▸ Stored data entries
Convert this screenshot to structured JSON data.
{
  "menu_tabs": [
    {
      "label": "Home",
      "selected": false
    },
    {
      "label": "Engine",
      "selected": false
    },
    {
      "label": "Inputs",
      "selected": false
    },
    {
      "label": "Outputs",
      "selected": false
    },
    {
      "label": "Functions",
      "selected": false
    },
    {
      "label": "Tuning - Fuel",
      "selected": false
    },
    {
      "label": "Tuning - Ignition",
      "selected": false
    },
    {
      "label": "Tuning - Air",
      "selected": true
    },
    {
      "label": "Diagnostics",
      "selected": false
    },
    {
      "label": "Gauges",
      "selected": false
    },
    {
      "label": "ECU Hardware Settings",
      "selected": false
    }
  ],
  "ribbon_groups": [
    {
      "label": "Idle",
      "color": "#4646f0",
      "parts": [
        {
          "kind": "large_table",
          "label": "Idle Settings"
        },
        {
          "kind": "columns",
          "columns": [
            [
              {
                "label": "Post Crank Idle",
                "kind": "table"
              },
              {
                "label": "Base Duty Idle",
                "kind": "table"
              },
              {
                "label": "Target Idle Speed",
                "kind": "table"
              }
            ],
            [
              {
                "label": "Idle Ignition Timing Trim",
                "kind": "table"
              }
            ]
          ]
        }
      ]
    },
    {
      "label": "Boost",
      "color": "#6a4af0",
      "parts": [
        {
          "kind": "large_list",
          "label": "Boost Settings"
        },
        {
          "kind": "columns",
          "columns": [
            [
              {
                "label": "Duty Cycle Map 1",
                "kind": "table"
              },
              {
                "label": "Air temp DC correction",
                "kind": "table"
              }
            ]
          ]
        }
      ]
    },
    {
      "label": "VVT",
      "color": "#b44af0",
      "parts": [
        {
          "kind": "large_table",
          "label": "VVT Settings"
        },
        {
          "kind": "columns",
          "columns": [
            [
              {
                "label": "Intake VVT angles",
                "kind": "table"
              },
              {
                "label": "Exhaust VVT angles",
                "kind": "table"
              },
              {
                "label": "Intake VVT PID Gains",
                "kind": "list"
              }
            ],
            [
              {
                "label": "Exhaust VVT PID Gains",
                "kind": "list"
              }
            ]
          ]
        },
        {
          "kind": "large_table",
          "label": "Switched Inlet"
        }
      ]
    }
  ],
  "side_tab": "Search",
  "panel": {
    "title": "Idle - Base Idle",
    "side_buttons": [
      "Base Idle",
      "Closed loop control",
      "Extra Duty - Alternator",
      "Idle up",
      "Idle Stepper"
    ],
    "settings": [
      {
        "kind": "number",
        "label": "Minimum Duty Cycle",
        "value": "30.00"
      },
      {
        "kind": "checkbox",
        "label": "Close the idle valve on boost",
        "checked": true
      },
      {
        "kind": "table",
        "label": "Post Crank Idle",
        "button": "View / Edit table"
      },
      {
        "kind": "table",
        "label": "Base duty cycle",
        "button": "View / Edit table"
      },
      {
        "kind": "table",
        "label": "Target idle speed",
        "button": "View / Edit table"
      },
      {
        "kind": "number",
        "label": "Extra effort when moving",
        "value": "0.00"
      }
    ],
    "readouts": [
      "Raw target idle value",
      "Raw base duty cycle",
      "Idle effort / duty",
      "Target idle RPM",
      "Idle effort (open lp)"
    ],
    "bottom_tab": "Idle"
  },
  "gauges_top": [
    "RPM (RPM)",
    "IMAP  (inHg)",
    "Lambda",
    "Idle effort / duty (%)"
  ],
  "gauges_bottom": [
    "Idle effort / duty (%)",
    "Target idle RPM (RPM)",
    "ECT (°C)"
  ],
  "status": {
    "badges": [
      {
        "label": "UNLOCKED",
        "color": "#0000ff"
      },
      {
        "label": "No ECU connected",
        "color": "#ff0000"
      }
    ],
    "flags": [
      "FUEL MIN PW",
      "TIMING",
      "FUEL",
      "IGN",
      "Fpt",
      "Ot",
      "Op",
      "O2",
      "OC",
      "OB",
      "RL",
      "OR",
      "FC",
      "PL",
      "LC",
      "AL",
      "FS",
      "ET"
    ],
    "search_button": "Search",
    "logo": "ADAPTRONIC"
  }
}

▸ Exercise goal
From the records above, copy every line that holds the word "Intake".

▸ The completed task
                "label": "Intake VVT angles",
                "label": "Intake VVT PID Gains",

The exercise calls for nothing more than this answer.